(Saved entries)
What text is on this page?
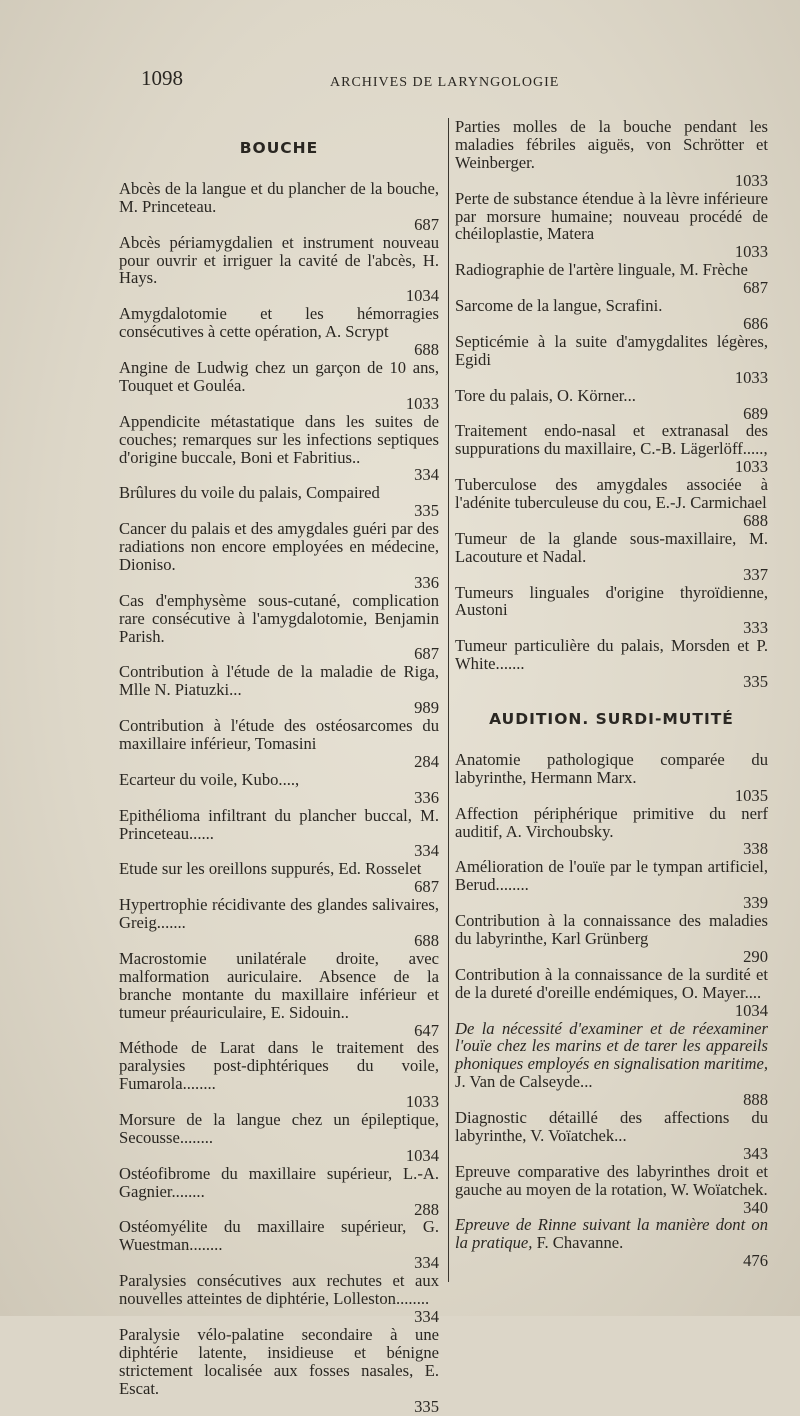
1098	ARCHIVES DE LARYNGOLOGIE
BOUCHE
Abcès de la langue et du plancher de la bouche, M. Princeteau.
687
Abcès périamygdalien et instrument nouveau pour ouvrir et irriguer la cavité de l'abcès, H. Hays.
1034
Amygdalotomie et les hémorragies consécutives à cette opération, A. Scrypt
688
Angine de Ludwig chez un garçon de 10 ans, Touquet et Gouléa.
1033
Appendicite métastatique dans les suites de couches; remarques sur les infections septiques d'origine buccale, Boni et Fabritius..
334
Brûlures du voile du palais, Compaired
335
Cancer du palais et des amygdales guéri par des radiations non encore employées en médecine, Dioniso.
336
Cas d'emphysème sous-cutané, complication rare consécutive à l'amygdalotomie, Benjamin Parish.
687
Contribution à l'étude de la maladie de Riga, Mlle N. Piatuzki...
989
Contribution à l'étude des ostéosarcomes du maxillaire inférieur, Tomasini
284
Ecarteur du voile, Kubo....,
336
Epithélioma infiltrant du plancher buccal, M. Princeteau......
334
Etude sur les oreillons suppurés, Ed. Rosselet
687
Hypertrophie récidivante des glandes salivaires, Greig.......
688
Macrostomie unilatérale droite, avec malformation auriculaire. Absence de la branche montante du maxillaire inférieur et tumeur préauriculaire, E. Sidouin..
647
Méthode de Larat dans le traitement des paralysies post-diphtériques du voile, Fumarola........
1033
Morsure de la langue chez un épileptique, Secousse........
1034
Ostéofibrome du maxillaire supérieur, L.-A. Gagnier........
288
Ostéomyélite du maxillaire supérieur, G. Wuestman........
334
Paralysies consécutives aux rechutes et aux nouvelles atteintes de diphtérie, Lolleston........
334
Paralysie vélo-palatine secondaire à une diphtérie latente, insidieuse et bénigne strictement localisée aux fosses nasales, E. Escat.
335
Parties molles de la bouche pendant les maladies fébriles aiguës, von Schrötter et Weinberger.
1033
Perte de substance étendue à la lèvre inférieure par morsure humaine; nouveau procédé de chéiloplastie, Matera
1033
Radiographie de l'artère linguale, M. Frèche
687
Sarcome de la langue, Scrafini.
686
Septicémie à la suite d'amygdalites légères, Egidi
1033
Tore du palais, O. Körner...
689
Traitement endo-nasal et extranasal des suppurations du maxillaire, C.-B. Lägerlöff.....,
1033
Tuberculose des amygdales associée à l'adénite tuberculeuse du cou, E.-J. Carmichael
688
Tumeur de la glande sous-maxillaire, M. Lacouture et Nadal.
337
Tumeurs linguales d'origine thyroïdienne, Austoni
333
Tumeur particulière du palais, Morsden et P. White.......
335
AUDITION. SURDI-MUTITÉ
Anatomie pathologique comparée du labyrinthe, Hermann Marx.
1035
Affection périphérique primitive du nerf auditif, A. Virchoubsky.
338
Amélioration de l'ouïe par le tympan artificiel, Berud........
339
Contribution à la connaissance des maladies du labyrinthe, Karl Grünberg
290
Contribution à la connaissance de la surdité et de la dureté d'oreille endémiques, O. Mayer....
1034
De la nécessité d'examiner et de réexaminer l'ouïe chez les marins et de tarer les appareils phoniques employés en signalisation maritime, J. Van de Calseyde...
888
Diagnostic détaillé des affections du labyrinthe, V. Voïatchek...
343
Epreuve comparative des labyrinthes droit et gauche au moyen de la rotation, W. Woïatchek.
340
Epreuve de Rinne suivant la manière dont on la pratique, F. Chavanne.
476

§ **REQUEST**:
Show each line of the data that contains the string "voile".

§ **COMPLETED EXERCISE**:
Brûlures du voile du palais, Compaired
Ecarteur du voile, Kubo....,
Méthode de Larat dans le traitement des paralysies post-diphtériques du voile, Fumarola........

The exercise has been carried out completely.